> **Requirement**
Pick out all lines of the entries that include the word "source" and copy them.

Chart and figure data:

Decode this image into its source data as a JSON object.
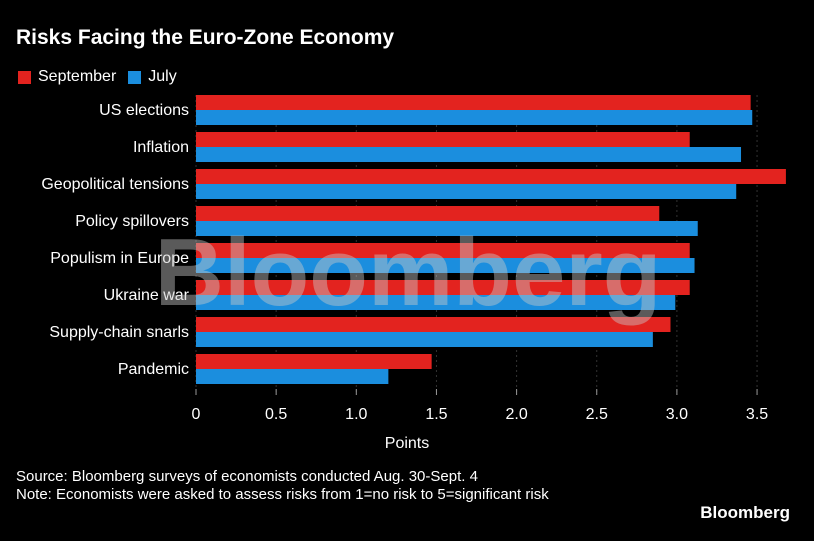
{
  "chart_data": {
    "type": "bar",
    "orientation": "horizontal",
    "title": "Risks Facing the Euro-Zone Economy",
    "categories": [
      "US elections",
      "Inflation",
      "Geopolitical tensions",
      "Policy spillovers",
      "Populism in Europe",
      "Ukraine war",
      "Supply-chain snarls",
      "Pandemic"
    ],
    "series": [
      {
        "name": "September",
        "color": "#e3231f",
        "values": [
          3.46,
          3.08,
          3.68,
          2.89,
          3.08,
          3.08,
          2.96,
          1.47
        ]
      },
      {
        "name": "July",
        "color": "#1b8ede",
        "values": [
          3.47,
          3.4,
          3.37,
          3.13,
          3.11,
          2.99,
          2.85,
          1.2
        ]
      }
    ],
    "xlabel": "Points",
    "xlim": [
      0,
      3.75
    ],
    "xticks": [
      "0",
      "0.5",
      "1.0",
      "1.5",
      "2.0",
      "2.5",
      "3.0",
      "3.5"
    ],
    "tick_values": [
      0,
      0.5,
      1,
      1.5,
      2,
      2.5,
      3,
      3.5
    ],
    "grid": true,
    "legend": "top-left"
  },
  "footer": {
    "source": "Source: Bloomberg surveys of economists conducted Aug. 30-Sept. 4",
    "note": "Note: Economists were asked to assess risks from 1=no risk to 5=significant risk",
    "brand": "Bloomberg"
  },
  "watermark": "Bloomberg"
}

---

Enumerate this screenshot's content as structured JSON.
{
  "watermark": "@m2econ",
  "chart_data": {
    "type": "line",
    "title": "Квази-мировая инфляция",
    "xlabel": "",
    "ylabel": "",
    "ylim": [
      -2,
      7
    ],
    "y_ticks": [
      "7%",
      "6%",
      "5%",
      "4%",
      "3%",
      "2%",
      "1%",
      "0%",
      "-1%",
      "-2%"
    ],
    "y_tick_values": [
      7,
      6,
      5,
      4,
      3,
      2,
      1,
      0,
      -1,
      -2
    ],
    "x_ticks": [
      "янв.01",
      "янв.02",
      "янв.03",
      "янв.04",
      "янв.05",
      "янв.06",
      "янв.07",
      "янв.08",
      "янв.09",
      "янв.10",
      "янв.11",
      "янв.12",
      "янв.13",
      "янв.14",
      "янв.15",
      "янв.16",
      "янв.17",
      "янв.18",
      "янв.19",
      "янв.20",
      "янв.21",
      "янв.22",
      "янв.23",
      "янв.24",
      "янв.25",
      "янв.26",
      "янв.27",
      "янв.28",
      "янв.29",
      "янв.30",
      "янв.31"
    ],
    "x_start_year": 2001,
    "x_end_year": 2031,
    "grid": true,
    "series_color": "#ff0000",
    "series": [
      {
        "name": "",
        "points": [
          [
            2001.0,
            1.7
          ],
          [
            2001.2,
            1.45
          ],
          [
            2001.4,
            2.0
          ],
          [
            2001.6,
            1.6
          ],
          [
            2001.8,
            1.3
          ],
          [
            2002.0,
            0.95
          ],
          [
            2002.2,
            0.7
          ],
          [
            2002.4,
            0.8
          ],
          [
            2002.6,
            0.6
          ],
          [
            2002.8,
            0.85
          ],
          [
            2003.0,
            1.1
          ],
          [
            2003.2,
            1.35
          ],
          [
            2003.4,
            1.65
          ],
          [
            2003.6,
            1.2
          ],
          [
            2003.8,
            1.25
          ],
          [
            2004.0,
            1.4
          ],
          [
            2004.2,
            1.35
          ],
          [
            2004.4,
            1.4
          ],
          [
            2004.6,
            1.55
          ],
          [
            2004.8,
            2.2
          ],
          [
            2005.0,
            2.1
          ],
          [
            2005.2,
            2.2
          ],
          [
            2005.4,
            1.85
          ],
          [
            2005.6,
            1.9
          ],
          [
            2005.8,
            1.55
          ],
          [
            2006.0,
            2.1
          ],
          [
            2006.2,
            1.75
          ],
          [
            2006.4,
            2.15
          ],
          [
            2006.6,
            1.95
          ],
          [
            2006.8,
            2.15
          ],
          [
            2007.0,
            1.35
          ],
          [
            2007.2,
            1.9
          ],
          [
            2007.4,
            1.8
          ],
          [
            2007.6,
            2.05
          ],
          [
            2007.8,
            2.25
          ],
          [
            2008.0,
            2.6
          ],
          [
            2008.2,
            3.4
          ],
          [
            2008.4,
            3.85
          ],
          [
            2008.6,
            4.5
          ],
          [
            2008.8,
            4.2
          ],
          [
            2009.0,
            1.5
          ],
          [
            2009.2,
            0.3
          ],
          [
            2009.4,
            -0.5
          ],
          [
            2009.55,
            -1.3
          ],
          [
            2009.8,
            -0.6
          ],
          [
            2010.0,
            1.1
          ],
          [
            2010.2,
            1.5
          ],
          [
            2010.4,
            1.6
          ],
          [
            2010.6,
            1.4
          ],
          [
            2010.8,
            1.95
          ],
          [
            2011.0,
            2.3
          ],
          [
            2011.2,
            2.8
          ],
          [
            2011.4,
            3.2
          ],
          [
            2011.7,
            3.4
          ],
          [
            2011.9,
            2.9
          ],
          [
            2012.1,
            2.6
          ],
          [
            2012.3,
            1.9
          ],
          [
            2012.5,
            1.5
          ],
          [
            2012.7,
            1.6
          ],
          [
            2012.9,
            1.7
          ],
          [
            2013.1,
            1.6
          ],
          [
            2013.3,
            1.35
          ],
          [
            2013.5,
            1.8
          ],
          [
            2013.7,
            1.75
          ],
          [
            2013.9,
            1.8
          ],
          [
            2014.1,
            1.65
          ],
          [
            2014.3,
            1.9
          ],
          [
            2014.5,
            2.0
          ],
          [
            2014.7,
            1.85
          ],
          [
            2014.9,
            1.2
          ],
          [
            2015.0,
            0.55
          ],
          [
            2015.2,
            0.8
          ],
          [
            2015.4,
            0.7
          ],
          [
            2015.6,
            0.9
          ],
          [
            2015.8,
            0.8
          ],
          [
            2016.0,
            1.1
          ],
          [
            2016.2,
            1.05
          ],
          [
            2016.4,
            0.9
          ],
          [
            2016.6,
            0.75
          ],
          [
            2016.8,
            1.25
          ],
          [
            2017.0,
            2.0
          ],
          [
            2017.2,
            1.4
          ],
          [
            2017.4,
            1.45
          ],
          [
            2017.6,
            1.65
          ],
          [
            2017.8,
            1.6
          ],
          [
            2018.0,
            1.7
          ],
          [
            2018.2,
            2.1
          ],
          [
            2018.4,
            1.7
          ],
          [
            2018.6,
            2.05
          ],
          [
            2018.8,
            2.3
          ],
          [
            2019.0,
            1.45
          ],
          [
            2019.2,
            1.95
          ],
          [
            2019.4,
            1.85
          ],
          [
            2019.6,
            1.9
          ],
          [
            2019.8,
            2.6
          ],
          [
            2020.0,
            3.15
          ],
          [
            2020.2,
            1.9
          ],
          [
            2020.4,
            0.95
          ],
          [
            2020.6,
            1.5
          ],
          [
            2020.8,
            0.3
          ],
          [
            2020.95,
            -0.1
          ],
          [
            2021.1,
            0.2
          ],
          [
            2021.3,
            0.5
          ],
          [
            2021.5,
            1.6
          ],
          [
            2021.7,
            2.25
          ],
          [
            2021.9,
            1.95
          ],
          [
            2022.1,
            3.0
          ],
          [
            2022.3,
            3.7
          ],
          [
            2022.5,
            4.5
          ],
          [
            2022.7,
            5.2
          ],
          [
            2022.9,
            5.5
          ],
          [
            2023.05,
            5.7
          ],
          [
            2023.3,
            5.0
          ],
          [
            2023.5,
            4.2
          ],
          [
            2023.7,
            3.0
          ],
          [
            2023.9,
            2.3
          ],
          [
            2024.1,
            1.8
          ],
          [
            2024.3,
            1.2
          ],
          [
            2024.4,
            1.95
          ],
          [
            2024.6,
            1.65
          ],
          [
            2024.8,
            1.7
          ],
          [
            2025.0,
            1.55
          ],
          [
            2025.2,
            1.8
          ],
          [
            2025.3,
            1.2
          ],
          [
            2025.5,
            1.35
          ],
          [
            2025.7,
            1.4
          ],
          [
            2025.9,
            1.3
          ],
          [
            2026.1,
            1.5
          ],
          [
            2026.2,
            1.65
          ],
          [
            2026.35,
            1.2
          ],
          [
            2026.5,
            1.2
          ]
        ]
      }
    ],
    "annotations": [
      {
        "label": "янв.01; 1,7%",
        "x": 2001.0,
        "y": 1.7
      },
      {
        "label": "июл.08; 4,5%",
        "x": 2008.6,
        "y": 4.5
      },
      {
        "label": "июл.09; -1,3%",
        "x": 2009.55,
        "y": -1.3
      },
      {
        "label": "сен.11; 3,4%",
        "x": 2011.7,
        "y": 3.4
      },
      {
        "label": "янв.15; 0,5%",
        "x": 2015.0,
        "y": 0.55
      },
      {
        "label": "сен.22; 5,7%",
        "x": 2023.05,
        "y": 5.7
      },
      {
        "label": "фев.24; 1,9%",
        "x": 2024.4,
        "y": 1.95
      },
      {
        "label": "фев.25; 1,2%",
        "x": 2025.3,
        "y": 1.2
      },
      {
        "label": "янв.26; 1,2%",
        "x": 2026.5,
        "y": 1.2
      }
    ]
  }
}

> **Full solution**
Decode this image into its source data as a JSON object.
    "source": "Source: Bloomberg surveys of economists conducted Aug. 30-Sept. 4",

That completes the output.